■ **Records provided**
──────

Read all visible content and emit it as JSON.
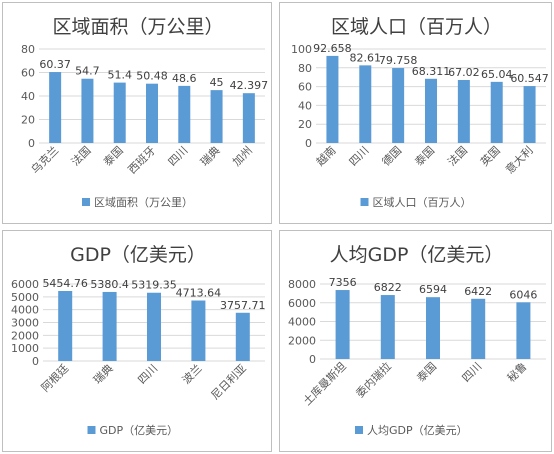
{
  "colors": {
    "bar": "#5b9bd5",
    "grid": "#d9d9d9",
    "text": "#595959",
    "title": "#404040"
  },
  "chart_data": [
    {
      "type": "bar",
      "title": "区域面积（万公里）",
      "categories": [
        "乌克兰",
        "法国",
        "泰国",
        "西班牙",
        "四川",
        "瑞典",
        "加州"
      ],
      "series": [
        {
          "name": "区域面积（万公里）",
          "values": [
            60.37,
            54.7,
            51.4,
            50.48,
            48.6,
            45,
            42.397
          ]
        }
      ],
      "value_labels": [
        "60.37",
        "54.7",
        "51.4",
        "50.48",
        "48.6",
        "45",
        "42.397"
      ],
      "ylim": [
        0,
        80
      ],
      "yticks": [
        0,
        20,
        40,
        60,
        80
      ],
      "grid": true,
      "legend_position": "bottom"
    },
    {
      "type": "bar",
      "title": "区域人口（百万人）",
      "categories": [
        "越南",
        "四川",
        "德国",
        "泰国",
        "法国",
        "英国",
        "意大利"
      ],
      "series": [
        {
          "name": "区域人口（百万人）",
          "values": [
            92.658,
            82.61,
            79.758,
            68.311,
            67.02,
            65.04,
            60.547
          ]
        }
      ],
      "value_labels": [
        "92.658",
        "82.61",
        "79.758",
        "68.311",
        "67.02",
        "65.04",
        "60.547"
      ],
      "ylim": [
        0,
        100
      ],
      "yticks": [
        0,
        20,
        40,
        60,
        80,
        100
      ],
      "grid": true,
      "legend_position": "bottom"
    },
    {
      "type": "bar",
      "title": "GDP（亿美元）",
      "categories": [
        "阿根廷",
        "瑞典",
        "四川",
        "波兰",
        "尼日利亚"
      ],
      "series": [
        {
          "name": "GDP（亿美元）",
          "values": [
            5454.76,
            5380.4,
            5319.35,
            4713.64,
            3757.71
          ]
        }
      ],
      "value_labels": [
        "5454.76",
        "5380.4",
        "5319.35",
        "4713.64",
        "3757.71"
      ],
      "ylim": [
        0,
        6000
      ],
      "yticks": [
        0,
        1000,
        2000,
        3000,
        4000,
        5000,
        6000
      ],
      "grid": true,
      "legend_position": "bottom"
    },
    {
      "type": "bar",
      "title": "人均GDP（亿美元）",
      "categories": [
        "土库曼斯坦",
        "委内瑞拉",
        "泰国",
        "四川",
        "秘鲁"
      ],
      "series": [
        {
          "name": "人均GDP（亿美元）",
          "values": [
            7356,
            6822,
            6594,
            6422,
            6046
          ]
        }
      ],
      "value_labels": [
        "7356",
        "6822",
        "6594",
        "6422",
        "6046"
      ],
      "ylim": [
        0,
        8000
      ],
      "yticks": [
        0,
        2000,
        4000,
        6000,
        8000
      ],
      "grid": true,
      "legend_position": "bottom"
    }
  ]
}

──────

■ **Do this**
Search the records for the word "name", then list every line that has it.

■ **Correct response**
          "name": "区域面积（万公里）",
          "name": "区域人口（百万人）",
          "name": "GDP（亿美元）",
          "name": "人均GDP（亿美元）",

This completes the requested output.